====== Document passage ======

Suspecting circulatory failure in the digital arteries, we performed additional angiography via an antegrade 4-French sheath in the right brachial artery after administering 1,000 IU of intravenous heparin. Diffuse vasospasm of the radial artery, palmar arch, and digital arteries was confirmed (Figure 3A). Intra-arterial nitroglycerin immediately restored flow and alleviated pain, resulting in complete visualization of all digital arteries (Figure 3B).
Angiographic images around the hand region at the second examination(A) Pre-treatment angiography of the radial artery. The palmar arch was diffusely spastic, and all digital arteries are obscured.(B) Post-treatment angiography of the radial artery. The vasospasm of the palmar arch improved, and the digital arteries were well-delineated.
Intra-arterial nitroglycerin immediately restored flow and alleviated pain, resulting in complete visualization of all digital arteries (Figure 3B). Intravenous alprostadil (20 µg/day for three days) was also administered. Transient reperfusion edema appeared on the first day of treatment but resolved quickly after the second day. The patient was discharged on day 8, showing no symptoms.
Discussion
Catheter angiography remains the gold standard for evaluating cerebrovascular lesions, and transradial access has largely supplanted transfemoral access because it permits early ambulation and reduces puncture‑site complications [3,6]. The commonest adverse event is radial‑artery vasospasm, mediated by α1‑adrenergic receptors and reported in 15%-30% of cases, whereas thrombosis, perforation, hematoma, pseudoaneurysm, and nerve injury together occur in roughly 10 % [7-12]. Vessel variants markedly amplify the risk of spasm [9]. Our patient harbored an accessory brachial artery, a rare (<1 %) branch that departs from the axillary or brachial artery and rejoins distally [4,5,13]. Catheter wedging inside this narrow conduit provoked severe spasm but, unusually, produced no symptoms until 24 hours later, when digital ischemia emerged. It's possible that the catheter entered a small vessel, and the initial high pressure may have led to delayed vasoconstriction. However, this is our first time facing this issue. Furthermore, establishing a clear causal relationship presents a significant challenge.

====== Excerpted records ======

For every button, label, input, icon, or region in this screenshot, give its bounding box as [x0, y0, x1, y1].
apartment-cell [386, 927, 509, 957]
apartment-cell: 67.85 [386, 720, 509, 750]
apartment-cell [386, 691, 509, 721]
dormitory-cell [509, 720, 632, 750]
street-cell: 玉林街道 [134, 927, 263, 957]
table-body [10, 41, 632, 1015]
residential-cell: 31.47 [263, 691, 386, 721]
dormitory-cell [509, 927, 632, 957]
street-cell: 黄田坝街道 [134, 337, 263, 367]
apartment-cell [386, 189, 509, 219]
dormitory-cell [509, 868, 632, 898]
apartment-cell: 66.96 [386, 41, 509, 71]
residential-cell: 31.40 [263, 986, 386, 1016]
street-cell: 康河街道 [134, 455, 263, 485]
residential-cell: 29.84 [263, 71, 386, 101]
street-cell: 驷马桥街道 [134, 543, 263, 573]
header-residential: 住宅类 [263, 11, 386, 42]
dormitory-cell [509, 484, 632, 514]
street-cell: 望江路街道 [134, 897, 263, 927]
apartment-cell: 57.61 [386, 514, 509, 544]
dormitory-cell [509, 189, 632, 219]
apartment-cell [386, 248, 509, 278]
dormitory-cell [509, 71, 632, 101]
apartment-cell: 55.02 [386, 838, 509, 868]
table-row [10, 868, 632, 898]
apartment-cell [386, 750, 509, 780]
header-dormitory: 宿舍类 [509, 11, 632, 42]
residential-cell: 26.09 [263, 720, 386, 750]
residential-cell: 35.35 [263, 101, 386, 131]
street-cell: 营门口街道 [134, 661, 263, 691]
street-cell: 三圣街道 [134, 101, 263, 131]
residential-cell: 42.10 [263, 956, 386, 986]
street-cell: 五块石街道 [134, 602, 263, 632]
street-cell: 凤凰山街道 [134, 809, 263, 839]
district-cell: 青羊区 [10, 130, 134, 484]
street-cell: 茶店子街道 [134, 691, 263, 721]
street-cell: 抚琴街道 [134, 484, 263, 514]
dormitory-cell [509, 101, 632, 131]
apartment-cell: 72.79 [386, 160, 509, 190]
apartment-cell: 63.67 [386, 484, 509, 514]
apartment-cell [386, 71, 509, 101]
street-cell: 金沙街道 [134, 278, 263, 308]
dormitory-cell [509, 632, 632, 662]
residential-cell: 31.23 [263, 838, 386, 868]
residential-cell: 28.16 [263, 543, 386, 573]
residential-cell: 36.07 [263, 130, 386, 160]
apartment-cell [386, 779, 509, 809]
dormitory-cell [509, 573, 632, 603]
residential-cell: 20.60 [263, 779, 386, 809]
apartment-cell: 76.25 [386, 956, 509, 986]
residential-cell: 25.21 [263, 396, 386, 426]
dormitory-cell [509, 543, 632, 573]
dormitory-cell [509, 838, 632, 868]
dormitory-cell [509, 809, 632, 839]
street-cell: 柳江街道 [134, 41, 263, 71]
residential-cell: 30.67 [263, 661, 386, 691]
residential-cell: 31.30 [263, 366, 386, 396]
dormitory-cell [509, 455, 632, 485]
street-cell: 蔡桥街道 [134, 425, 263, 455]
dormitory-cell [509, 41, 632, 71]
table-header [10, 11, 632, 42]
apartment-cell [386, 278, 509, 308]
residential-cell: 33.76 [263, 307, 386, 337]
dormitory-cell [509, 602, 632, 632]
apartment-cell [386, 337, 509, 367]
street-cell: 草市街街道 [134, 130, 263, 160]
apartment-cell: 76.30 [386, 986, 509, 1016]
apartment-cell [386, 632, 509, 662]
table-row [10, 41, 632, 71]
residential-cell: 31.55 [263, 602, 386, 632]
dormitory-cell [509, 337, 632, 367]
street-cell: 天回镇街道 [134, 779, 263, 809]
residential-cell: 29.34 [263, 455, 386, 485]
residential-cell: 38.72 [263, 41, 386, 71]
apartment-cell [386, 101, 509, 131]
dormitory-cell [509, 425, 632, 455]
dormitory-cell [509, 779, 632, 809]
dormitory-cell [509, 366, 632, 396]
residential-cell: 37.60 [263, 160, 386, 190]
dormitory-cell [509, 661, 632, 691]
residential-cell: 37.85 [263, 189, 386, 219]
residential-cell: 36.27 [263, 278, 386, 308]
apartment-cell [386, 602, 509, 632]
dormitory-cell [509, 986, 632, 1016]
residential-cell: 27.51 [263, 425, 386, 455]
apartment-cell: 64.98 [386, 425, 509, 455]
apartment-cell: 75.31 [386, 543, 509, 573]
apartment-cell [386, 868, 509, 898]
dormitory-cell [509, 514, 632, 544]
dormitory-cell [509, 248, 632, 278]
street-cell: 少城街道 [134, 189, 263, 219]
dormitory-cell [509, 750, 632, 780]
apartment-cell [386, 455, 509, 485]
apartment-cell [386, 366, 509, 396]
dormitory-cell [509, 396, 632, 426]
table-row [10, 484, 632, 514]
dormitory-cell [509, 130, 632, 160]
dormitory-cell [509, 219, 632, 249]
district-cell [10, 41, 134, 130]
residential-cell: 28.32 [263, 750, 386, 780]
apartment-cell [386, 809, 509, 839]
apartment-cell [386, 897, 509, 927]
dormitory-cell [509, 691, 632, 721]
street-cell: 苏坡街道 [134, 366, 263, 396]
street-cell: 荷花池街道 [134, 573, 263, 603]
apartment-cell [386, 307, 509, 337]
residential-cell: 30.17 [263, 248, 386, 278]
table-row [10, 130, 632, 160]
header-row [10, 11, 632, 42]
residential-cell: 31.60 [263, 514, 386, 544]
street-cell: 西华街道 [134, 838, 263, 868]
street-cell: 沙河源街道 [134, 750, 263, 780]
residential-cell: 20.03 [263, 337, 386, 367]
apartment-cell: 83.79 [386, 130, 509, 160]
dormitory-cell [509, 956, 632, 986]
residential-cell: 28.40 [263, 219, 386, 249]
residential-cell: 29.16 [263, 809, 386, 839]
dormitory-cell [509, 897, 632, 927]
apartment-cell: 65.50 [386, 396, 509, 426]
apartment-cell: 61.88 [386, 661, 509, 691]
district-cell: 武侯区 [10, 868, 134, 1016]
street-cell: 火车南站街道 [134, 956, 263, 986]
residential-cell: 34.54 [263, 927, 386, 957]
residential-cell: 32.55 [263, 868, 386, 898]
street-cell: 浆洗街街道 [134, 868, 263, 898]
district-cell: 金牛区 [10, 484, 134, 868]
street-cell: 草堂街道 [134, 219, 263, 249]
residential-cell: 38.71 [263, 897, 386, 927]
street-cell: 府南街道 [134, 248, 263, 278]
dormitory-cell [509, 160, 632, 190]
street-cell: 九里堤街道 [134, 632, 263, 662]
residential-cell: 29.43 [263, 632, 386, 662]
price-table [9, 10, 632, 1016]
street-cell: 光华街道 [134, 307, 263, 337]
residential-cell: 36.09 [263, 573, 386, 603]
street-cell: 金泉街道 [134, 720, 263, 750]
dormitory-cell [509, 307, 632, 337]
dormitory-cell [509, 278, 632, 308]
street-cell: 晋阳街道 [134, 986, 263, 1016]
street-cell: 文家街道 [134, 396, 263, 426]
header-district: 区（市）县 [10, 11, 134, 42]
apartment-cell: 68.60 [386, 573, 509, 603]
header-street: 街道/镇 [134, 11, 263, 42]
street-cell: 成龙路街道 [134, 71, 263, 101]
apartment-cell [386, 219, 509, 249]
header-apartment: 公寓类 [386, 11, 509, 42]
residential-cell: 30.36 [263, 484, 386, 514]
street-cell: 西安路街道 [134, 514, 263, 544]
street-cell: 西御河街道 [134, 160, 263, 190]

======

**Your goal:** Extend the case report on delayed digital artery vasospasm after transradial angiography, starting right after its last sentence.

**Task answer:**
Contrast‑enhanced CT failed to reveal the lesion, underscoring its limited sensitivity for distal vasospasm. Repeat catheter angiography delineated diffuse spasm from the radial artery to the palmar arch and justified intra‑arterial nitroglycerin followed by systemic alprostadil, which rapidly restored flow and averted tissue loss. Recurrent ischemia requiring amputation has been reported after radial access [14]. Timely recognition is therefore critical. Lessons learnt from this case are summarized in Table 1.
Although we have not observed further cases of circulatory failure in the digital arteries, including procedures performed via distal radial (snuff-box) access, catheterizing small-caliber arteries poses a risk of vascular injury and vasospasm. Vigilance for variant anatomy and early intervention remain essential to prevent irreversible hand damage.
Conclusions
Inadvertent cannulation of a small-diameter vessel with anatomical anomalies, such as an accessory brachial artery, during transradial cerebral angiography can lead to delayed circulatory failure in the digital arteries. When performing transradial angiography and interventions, we carefully identify the vessels and avoid cannulating small vessels and anatomical anomalies. Catheter angiography is superior to contrast-enhanced CT for detecting distal vasospasm, including small digital arteries, and allows for immediate intra-arterial vasodilator therapy, thereby preventing permanent hand injury.